Structured figure records:

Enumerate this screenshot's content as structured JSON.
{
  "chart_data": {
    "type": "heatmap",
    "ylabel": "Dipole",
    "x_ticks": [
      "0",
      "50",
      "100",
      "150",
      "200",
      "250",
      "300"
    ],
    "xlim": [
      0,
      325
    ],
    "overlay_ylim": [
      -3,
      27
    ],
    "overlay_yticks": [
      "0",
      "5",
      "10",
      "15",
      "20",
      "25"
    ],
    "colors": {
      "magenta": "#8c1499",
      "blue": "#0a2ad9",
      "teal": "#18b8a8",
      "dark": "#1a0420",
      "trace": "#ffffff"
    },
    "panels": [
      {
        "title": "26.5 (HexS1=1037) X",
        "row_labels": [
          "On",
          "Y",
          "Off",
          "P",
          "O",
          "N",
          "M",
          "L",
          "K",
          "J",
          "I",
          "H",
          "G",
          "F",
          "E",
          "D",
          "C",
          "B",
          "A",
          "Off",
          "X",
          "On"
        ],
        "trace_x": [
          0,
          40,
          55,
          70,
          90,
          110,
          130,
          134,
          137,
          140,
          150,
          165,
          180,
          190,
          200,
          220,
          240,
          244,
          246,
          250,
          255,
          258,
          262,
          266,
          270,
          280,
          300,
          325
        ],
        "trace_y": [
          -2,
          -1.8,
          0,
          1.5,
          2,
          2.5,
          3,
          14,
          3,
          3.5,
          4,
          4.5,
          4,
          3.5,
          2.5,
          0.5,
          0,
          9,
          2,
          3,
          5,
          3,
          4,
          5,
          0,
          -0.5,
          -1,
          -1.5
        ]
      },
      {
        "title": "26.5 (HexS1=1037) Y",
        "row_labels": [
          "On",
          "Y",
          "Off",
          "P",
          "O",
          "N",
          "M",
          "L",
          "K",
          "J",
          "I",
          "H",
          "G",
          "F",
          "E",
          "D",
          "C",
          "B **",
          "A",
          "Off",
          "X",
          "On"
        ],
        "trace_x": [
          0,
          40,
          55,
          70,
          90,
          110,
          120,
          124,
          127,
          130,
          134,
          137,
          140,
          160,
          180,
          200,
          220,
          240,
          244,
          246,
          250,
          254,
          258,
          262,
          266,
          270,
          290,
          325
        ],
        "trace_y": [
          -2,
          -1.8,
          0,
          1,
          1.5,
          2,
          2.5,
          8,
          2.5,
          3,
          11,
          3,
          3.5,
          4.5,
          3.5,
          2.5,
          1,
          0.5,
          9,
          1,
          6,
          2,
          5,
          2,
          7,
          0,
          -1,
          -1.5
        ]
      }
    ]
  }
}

» OBJECTIVE
Each line of the material above must be retyped precisely.

» RESPONSE TO THE EXERCISE
Enumerate this screenshot's content as structured JSON.
{
  "chart_data": {
    "type": "heatmap",
    "ylabel": "Dipole",
    "x_ticks": [
      "0",
      "50",
      "100",
      "150",
      "200",
      "250",
      "300"
    ],
    "xlim": [
      0,
      325
    ],
    "overlay_ylim": [
      -3,
      27
    ],
    "overlay_yticks": [
      "0",
      "5",
      "10",
      "15",
      "20",
      "25"
    ],
    "colors": {
      "magenta": "#8c1499",
      "blue": "#0a2ad9",
      "teal": "#18b8a8",
      "dark": "#1a0420",
      "trace": "#ffffff"
    },
    "panels": [
      {
        "title": "26.5 (HexS1=1037) X",
        "row_labels": [
          "On",
          "Y",
          "Off",
          "P",
          "O",
          "N",
          "M",
          "L",
          "K",
          "J",
          "I",
          "H",
          "G",
          "F",
          "E",
          "D",
          "C",
          "B",
          "A",
          "Off",
          "X",
          "On"
        ],
        "trace_x": [
          0,
          40,
          55,
          70,
          90,
          110,
          130,
          134,
          137,
          140,
          150,
          165,
          180,
          190,
          200,
          220,
          240,
          244,
          246,
          250,
          255,
          258,
          262,
          266,
          270,
          280,
          300,
          325
        ],
        "trace_y": [
          -2,
          -1.8,
          0,
          1.5,
          2,
          2.5,
          3,
          14,
          3,
          3.5,
          4,
          4.5,
          4,
          3.5,
          2.5,
          0.5,
          0,
          9,
          2,
          3,
          5,
          3,
          4,
          5,
          0,
          -0.5,
          -1,
          -1.5
        ]
      },
      {
        "title": "26.5 (HexS1=1037) Y",
        "row_labels": [
          "On",
          "Y",
          "Off",
          "P",
          "O",
          "N",
          "M",
          "L",
          "K",
          "J",
          "I",
          "H",
          "G",
          "F",
          "E",
          "D",
          "C",
          "B **",
          "A",
          "Off",
          "X",
          "On"
        ],
        "trace_x": [
          0,
          40,
          55,
          70,
          90,
          110,
          120,
          124,
          127,
          130,
          134,
          137,
          140,
          160,
          180,
          200,
          220,
          240,
          244,
          246,
          250,
          254,
          258,
          262,
          266,
          270,
          290,
          325
        ],
        "trace_y": [
          -2,
          -1.8,
          0,
          1,
          1.5,
          2,
          2.5,
          8,
          2.5,
          3,
          11,
          3,
          3.5,
          4.5,
          3.5,
          2.5,
          1,
          0.5,
          9,
          1,
          6,
          2,
          5,
          2,
          7,
          0,
          -1,
          -1.5
        ]
      }
    ]
  }
}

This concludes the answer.